■ **REQUEST**: Identify and reproduce every line holding the string "eeeeee".

(Records from a collection of figures)
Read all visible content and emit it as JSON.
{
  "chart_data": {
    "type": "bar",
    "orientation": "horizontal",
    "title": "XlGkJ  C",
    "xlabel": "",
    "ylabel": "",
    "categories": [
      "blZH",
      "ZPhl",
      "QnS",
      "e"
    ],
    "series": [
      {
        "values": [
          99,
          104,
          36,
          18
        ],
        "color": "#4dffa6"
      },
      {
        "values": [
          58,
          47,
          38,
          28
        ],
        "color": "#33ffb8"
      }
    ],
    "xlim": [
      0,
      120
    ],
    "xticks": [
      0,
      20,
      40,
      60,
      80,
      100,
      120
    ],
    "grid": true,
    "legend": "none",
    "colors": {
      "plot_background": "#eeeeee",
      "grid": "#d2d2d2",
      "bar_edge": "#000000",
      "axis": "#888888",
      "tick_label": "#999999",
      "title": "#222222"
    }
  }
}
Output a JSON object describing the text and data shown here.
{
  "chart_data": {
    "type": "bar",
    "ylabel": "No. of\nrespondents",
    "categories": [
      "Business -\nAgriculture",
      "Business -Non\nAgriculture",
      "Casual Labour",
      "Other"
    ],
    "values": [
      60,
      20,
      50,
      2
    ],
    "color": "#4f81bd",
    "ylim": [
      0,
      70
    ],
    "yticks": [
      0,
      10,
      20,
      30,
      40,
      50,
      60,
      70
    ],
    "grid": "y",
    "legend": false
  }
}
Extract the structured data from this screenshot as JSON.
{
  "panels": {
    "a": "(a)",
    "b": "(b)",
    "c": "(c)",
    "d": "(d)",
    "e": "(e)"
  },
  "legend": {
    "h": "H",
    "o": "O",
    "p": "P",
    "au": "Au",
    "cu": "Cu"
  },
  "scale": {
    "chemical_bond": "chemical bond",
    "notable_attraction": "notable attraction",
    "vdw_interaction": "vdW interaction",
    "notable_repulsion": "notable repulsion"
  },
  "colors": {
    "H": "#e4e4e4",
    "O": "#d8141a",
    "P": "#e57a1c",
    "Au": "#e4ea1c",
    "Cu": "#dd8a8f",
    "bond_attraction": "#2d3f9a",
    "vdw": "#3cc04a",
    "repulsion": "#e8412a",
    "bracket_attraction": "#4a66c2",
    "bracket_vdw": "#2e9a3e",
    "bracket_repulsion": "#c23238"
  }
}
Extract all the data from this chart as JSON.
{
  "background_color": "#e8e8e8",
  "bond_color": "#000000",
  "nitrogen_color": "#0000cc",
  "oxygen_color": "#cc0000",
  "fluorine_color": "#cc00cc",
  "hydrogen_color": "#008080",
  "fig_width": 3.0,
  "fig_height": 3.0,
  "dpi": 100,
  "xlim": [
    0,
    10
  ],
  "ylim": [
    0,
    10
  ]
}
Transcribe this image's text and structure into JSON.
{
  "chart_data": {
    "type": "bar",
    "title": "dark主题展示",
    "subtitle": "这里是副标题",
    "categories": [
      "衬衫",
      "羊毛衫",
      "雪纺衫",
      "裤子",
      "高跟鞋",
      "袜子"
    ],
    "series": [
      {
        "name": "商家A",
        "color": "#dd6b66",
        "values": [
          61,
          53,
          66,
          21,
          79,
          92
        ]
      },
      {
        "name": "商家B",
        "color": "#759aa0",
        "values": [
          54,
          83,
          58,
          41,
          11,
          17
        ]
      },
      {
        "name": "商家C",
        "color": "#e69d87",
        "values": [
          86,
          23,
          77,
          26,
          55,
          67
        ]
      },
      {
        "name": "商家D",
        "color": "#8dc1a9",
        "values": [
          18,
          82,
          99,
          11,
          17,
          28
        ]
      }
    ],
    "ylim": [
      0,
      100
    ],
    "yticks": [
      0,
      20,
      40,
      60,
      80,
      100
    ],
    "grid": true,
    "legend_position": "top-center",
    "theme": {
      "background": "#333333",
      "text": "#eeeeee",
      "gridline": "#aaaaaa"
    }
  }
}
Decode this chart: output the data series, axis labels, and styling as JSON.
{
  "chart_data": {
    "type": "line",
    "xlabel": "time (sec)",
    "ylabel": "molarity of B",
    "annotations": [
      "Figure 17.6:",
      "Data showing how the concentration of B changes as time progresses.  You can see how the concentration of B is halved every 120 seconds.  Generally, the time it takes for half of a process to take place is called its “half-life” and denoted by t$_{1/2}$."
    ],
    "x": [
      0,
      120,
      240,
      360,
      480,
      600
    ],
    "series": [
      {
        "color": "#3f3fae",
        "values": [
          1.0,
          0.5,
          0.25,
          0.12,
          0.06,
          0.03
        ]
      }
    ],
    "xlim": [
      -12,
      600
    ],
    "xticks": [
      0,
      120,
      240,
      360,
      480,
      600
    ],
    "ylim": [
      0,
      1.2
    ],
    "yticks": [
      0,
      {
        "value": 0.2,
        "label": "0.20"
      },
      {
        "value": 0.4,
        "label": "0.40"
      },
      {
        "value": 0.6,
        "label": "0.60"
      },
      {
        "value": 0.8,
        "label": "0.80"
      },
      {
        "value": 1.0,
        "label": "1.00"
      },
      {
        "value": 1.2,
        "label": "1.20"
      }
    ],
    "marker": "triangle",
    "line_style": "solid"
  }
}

■ **THE ANSWER**:
      "plot_background": "#eeeeee",
      "text": "#eeeeee",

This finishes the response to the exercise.